* start DATASET ROWS *
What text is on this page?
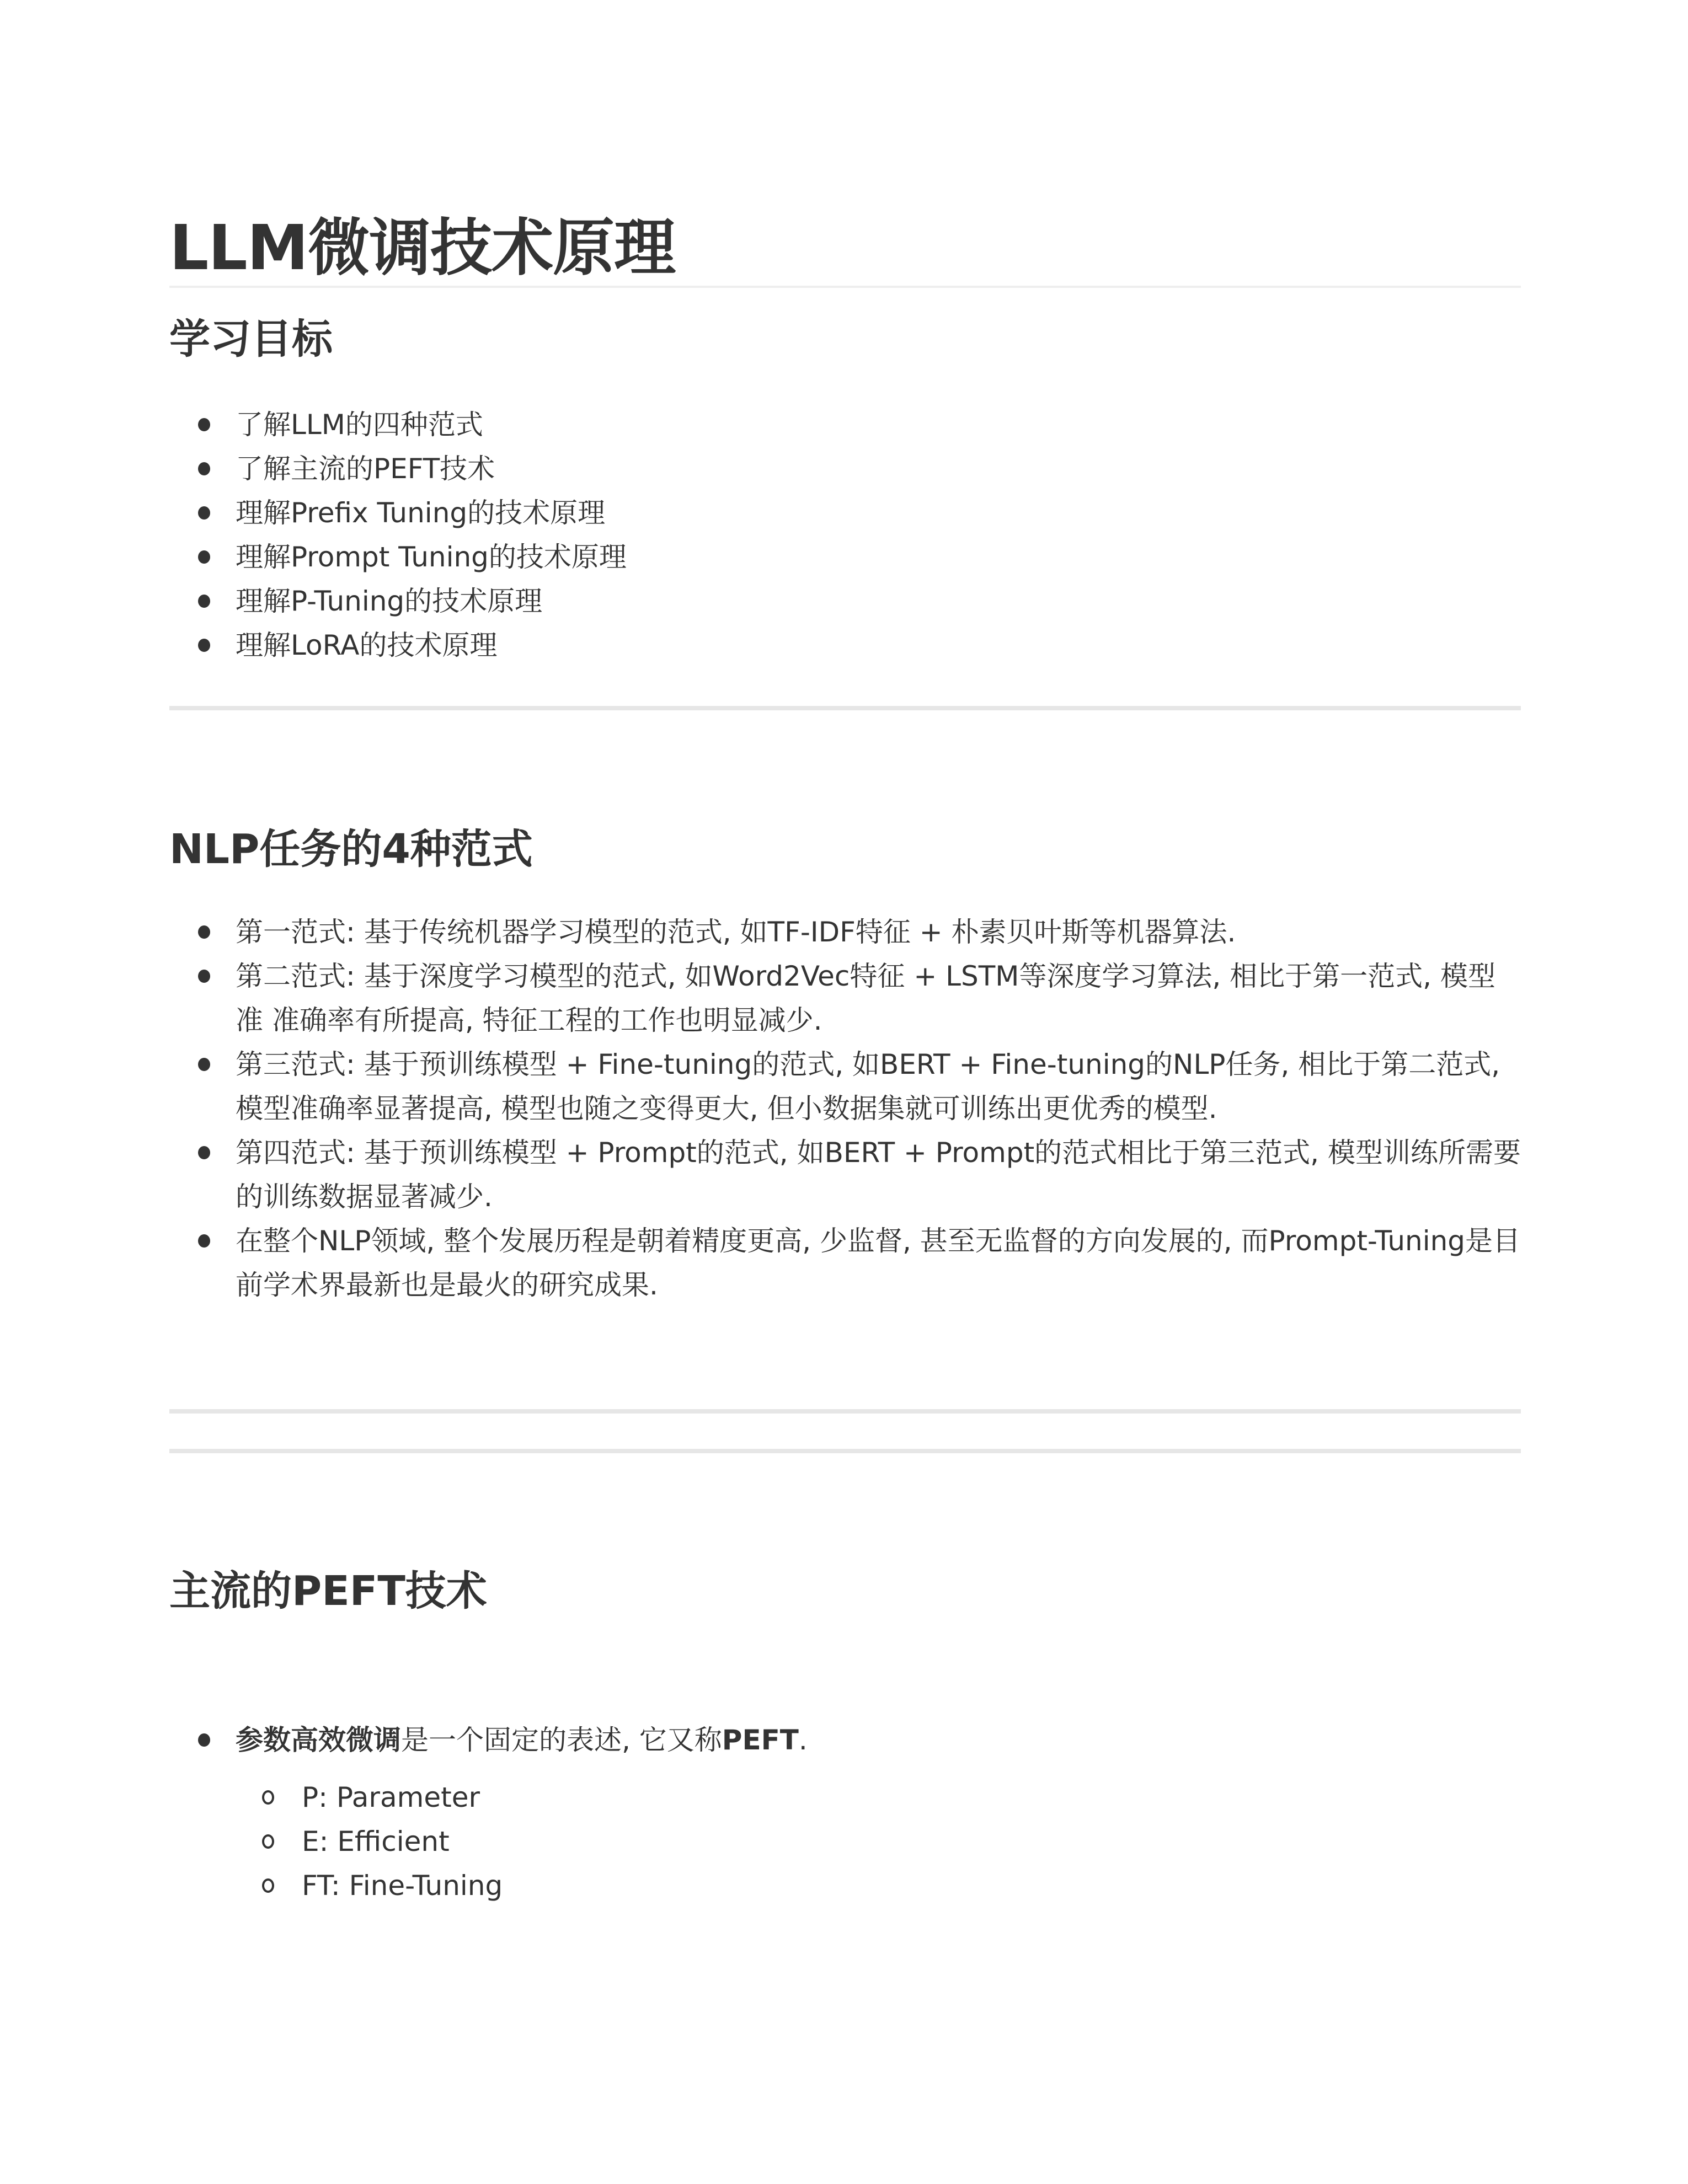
LLM微调技术原理
学习目标
了解LLM的四种范式
了解主流的PEFT技术
理解Prefix Tuning的技术原理
理解Prompt Tuning的技术原理
理解P-Tuning的技术原理
理解LoRA的技术原理
NLP任务的4种范式
第一范式: 基于传统机器学习模型的范式, 如TF-IDF特征 + 朴素贝叶斯等机器算法.
第二范式: 基于深度学习模型的范式, 如Word2Vec特征 + LSTM等深度学习算法, 相比于第一范式, 模型准 准确率有所提高, 特征工程的工作也明显减少.
第三范式: 基于预训练模型 + Fine-tuning的范式, 如BERT + Fine-tuning的NLP任务, 相比于第二范式, 模型准确率显著提高, 模型也随之变得更大, 但小数据集就可训练出更优秀的模型.
第四范式: 基于预训练模型 + Prompt的范式, 如BERT + Prompt的范式相比于第三范式, 模型训练所需要的训练数据显著减少.
在整个NLP领域, 整个发展历程是朝着精度更高, 少监督, 甚至无监督的方向发展的, 而Prompt-Tuning是目前学术界最新也是最火的研究成果.
主流的PEFT技术
参数高效微调是一个固定的表述, 它又称PEFT.
P: Parameter
E: Efficient
FT: Fine-Tuning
* end DATASET ROWS *
**WHAT THE EXERCISE ASKS:**
Reproduce the entries exactly. Do not carry over any picture.

**TASK RESPONSE:**
What text is on this page?
LLM微调技术原理
学习目标
了解LLM的四种范式
了解主流的PEFT技术
理解Prefix Tuning的技术原理
理解Prompt Tuning的技术原理
理解P-Tuning的技术原理
理解LoRA的技术原理
NLP任务的4种范式
第一范式: 基于传统机器学习模型的范式, 如TF-IDF特征 + 朴素贝叶斯等机器算法.
第二范式: 基于深度学习模型的范式, 如Word2Vec特征 + LSTM等深度学习算法, 相比于第一范式, 模型准 准确率有所提高, 特征工程的工作也明显减少.
第三范式: 基于预训练模型 + Fine-tuning的范式, 如BERT + Fine-tuning的NLP任务, 相比于第二范式, 模型准确率显著提高, 模型也随之变得更大, 但小数据集就可训练出更优秀的模型.
第四范式: 基于预训练模型 + Prompt的范式, 如BERT + Prompt的范式相比于第三范式, 模型训练所需要的训练数据显著减少.
在整个NLP领域, 整个发展历程是朝着精度更高, 少监督, 甚至无监督的方向发展的, 而Prompt-Tuning是目前学术界最新也是最火的研究成果.
主流的PEFT技术
参数高效微调是一个固定的表述, 它又称PEFT.
P: Parameter
E: Efficient
FT: Fine-Tuning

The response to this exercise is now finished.